--- Start of DATASET RECORDS ---
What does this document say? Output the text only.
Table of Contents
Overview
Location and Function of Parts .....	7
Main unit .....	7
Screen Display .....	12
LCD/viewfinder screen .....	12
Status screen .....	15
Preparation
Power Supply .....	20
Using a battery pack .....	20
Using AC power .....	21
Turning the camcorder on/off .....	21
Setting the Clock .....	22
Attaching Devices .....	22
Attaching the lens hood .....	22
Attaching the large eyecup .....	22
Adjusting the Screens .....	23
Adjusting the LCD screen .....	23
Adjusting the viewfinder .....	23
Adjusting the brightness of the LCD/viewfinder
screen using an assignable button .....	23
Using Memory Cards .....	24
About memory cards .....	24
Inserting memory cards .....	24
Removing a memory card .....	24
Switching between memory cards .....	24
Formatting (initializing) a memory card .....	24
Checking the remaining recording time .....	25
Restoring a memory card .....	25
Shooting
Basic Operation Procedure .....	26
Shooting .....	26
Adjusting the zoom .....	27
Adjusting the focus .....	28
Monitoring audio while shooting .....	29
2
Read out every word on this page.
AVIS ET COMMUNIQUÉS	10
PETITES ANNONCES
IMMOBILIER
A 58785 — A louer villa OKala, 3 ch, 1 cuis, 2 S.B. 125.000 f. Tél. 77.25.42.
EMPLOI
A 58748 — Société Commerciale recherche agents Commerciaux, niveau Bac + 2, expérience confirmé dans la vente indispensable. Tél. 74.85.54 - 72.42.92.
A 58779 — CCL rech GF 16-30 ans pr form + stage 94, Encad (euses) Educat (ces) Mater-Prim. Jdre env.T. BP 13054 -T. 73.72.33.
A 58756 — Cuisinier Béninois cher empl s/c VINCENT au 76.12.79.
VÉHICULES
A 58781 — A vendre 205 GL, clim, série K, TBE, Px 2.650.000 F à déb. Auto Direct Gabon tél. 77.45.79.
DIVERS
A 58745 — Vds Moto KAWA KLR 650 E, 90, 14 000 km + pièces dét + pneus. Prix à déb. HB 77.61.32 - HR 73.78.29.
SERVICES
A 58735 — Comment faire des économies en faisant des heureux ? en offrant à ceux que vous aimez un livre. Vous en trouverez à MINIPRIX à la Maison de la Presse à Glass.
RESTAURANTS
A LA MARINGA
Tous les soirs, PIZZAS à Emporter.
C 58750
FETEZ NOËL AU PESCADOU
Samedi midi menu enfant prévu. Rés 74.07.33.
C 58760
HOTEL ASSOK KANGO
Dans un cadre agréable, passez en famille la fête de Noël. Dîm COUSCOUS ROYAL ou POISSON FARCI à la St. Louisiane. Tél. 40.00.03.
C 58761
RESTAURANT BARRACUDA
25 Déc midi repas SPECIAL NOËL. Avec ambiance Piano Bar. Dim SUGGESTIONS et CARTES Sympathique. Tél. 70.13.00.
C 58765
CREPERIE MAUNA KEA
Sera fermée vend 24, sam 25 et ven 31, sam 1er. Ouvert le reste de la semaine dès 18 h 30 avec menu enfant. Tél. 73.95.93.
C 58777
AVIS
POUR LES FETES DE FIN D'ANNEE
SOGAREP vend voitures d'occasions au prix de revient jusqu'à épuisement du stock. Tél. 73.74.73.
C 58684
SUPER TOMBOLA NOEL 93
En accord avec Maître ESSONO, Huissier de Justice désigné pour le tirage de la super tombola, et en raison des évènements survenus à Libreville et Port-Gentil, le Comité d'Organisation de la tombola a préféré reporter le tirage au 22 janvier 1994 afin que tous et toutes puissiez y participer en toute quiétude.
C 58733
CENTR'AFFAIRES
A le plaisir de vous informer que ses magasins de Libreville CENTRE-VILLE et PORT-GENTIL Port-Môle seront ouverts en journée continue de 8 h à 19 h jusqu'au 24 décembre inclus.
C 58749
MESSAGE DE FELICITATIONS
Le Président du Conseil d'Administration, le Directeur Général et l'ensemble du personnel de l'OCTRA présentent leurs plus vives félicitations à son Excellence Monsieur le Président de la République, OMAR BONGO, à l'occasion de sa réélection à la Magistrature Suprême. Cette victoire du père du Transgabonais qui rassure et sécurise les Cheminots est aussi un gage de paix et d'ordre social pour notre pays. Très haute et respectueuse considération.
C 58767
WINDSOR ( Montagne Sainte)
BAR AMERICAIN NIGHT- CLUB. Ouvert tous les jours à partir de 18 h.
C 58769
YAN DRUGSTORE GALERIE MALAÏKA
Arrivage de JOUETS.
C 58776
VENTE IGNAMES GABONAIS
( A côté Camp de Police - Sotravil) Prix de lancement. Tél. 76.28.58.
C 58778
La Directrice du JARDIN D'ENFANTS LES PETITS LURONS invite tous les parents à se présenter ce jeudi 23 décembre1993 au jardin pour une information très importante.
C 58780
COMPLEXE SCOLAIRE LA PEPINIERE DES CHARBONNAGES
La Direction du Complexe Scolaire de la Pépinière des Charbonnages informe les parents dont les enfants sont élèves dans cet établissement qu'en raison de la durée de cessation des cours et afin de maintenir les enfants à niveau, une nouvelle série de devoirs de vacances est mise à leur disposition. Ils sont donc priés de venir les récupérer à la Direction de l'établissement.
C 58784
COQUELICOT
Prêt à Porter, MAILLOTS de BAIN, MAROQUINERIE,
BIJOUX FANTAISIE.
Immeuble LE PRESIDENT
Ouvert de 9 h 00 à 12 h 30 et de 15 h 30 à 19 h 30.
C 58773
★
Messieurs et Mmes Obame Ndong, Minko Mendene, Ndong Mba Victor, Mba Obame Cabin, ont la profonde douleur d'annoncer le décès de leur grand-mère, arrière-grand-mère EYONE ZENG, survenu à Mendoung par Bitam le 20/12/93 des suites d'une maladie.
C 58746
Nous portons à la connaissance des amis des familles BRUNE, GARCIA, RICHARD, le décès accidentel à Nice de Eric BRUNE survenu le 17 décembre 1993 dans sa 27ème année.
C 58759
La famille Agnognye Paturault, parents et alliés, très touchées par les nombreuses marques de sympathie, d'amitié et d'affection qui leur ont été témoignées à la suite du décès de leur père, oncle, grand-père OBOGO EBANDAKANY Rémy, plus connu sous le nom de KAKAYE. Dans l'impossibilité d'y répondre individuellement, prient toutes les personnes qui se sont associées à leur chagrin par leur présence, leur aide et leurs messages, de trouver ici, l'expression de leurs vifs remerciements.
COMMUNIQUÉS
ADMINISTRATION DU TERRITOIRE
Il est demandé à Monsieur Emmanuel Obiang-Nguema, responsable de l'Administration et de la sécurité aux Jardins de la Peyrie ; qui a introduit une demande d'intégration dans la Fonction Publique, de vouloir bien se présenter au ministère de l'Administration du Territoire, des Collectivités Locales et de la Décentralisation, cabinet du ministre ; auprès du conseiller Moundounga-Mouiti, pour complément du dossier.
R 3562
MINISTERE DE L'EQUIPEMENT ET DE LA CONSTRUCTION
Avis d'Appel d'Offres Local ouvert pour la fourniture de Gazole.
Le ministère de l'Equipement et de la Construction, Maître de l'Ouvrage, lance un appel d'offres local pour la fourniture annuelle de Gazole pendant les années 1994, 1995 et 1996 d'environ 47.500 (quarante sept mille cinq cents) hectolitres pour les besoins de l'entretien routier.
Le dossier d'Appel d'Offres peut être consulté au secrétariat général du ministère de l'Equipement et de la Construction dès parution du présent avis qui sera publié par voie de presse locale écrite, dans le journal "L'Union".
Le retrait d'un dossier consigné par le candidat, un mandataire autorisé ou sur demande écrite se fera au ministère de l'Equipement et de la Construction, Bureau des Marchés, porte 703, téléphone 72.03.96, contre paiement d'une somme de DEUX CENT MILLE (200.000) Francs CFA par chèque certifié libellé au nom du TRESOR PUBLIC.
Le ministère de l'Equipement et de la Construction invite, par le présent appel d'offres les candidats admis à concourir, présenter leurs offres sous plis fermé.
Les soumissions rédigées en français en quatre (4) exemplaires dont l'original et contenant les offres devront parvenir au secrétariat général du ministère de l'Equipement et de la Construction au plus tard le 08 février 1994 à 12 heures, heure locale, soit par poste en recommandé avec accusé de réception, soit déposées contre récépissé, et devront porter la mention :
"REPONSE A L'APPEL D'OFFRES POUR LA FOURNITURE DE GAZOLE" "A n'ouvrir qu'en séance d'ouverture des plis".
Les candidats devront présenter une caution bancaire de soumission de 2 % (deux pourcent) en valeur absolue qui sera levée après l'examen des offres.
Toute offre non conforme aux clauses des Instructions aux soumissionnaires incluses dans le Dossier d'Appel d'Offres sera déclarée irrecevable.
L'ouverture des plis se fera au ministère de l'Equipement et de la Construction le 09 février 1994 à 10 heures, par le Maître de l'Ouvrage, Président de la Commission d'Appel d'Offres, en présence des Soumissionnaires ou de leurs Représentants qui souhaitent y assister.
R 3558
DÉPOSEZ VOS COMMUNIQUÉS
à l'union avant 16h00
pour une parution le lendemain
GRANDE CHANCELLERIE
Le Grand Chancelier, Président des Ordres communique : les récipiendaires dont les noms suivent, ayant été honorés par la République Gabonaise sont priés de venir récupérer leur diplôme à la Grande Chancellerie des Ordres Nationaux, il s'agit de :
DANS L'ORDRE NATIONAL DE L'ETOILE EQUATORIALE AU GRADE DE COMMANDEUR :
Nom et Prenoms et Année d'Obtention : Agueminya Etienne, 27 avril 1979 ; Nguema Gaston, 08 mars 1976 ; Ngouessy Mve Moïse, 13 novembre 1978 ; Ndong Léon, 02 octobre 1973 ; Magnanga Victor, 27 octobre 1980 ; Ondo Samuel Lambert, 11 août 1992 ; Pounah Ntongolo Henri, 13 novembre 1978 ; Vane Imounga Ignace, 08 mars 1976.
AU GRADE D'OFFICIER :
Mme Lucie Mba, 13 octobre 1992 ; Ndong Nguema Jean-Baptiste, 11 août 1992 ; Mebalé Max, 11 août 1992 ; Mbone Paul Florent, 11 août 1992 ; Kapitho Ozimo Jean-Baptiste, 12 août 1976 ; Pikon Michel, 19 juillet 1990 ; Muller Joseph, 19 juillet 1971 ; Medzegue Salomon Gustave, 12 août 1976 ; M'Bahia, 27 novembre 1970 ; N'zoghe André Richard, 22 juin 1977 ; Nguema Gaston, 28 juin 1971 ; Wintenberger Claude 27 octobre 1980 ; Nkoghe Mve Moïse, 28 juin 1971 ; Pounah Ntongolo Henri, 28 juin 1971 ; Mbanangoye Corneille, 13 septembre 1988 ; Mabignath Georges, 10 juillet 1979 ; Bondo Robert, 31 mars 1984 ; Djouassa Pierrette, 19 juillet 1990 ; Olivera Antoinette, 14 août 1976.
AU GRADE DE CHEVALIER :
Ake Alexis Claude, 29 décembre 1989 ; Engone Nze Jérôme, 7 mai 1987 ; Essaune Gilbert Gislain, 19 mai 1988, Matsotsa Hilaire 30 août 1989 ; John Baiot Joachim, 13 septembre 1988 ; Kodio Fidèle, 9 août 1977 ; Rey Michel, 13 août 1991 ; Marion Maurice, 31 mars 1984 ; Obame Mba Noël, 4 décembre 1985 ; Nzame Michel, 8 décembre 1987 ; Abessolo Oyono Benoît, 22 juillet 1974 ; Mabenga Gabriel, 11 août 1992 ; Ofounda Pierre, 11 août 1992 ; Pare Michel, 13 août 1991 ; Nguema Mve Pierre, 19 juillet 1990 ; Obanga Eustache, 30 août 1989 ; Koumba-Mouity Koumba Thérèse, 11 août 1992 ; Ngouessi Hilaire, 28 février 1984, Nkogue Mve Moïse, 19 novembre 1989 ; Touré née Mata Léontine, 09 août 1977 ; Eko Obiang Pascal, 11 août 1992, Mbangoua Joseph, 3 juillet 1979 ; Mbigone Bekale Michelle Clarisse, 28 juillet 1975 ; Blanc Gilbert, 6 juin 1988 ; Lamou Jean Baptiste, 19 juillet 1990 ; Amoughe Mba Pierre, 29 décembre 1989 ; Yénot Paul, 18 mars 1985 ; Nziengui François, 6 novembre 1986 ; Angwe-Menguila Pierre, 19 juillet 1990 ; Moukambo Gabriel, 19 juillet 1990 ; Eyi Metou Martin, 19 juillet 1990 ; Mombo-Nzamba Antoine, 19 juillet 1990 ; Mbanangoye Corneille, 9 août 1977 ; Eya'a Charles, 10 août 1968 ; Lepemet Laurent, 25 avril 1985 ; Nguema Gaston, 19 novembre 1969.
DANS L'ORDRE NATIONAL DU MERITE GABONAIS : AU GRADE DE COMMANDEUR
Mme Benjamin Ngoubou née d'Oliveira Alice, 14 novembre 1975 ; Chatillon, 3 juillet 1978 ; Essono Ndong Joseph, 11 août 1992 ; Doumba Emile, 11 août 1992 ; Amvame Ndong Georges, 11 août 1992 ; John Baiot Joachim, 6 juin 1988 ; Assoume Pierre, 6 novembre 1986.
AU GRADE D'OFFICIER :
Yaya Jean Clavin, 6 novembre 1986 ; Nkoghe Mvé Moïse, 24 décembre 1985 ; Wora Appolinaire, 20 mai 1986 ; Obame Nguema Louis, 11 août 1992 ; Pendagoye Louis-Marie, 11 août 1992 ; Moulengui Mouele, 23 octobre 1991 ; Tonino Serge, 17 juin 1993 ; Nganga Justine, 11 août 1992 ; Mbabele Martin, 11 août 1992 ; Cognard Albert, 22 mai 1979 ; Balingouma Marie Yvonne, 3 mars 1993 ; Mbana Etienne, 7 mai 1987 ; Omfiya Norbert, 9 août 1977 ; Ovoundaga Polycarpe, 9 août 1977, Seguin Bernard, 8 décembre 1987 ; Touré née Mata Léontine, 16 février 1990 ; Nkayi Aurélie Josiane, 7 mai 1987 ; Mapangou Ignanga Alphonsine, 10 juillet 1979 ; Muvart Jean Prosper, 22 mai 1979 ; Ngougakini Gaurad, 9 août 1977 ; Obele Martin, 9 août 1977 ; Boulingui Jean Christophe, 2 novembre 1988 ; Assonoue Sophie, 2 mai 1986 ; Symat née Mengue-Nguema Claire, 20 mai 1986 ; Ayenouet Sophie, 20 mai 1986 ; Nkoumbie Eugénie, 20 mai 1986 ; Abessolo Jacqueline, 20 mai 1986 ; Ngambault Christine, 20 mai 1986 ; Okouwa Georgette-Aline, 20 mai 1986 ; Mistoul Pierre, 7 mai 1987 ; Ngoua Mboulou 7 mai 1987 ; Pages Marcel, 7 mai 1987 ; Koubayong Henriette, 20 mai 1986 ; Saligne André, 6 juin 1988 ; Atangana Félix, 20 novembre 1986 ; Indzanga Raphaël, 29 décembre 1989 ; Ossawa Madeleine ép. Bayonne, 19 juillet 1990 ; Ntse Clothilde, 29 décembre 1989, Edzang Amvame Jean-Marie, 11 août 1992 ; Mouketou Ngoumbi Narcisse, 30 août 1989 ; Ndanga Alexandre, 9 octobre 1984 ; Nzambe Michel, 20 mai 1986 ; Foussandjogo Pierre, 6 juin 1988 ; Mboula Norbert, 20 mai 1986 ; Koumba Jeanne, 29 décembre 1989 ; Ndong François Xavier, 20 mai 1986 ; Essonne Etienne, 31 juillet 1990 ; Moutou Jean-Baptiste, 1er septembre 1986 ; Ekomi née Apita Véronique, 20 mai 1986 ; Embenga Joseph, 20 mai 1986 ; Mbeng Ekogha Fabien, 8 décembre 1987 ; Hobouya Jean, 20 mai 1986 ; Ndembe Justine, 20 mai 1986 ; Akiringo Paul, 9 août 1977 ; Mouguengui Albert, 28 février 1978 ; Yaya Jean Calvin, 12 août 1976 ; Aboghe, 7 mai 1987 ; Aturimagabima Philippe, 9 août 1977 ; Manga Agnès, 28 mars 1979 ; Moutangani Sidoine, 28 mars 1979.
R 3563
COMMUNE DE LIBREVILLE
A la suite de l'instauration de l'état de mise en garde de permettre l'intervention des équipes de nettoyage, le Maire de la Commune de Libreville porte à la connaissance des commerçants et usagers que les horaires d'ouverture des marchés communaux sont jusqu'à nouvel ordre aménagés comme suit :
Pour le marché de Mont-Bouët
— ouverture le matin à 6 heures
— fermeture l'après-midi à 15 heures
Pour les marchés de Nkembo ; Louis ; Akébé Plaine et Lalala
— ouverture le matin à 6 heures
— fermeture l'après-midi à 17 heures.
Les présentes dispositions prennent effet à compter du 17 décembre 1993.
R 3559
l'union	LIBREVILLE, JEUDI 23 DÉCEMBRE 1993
--- End of DATASET RECORDS ---
SHORT EXERCISE
Of the lines above, how many hold the string "NATIONAL"? Answer with only the number.

RESULT OF THIS TASK
2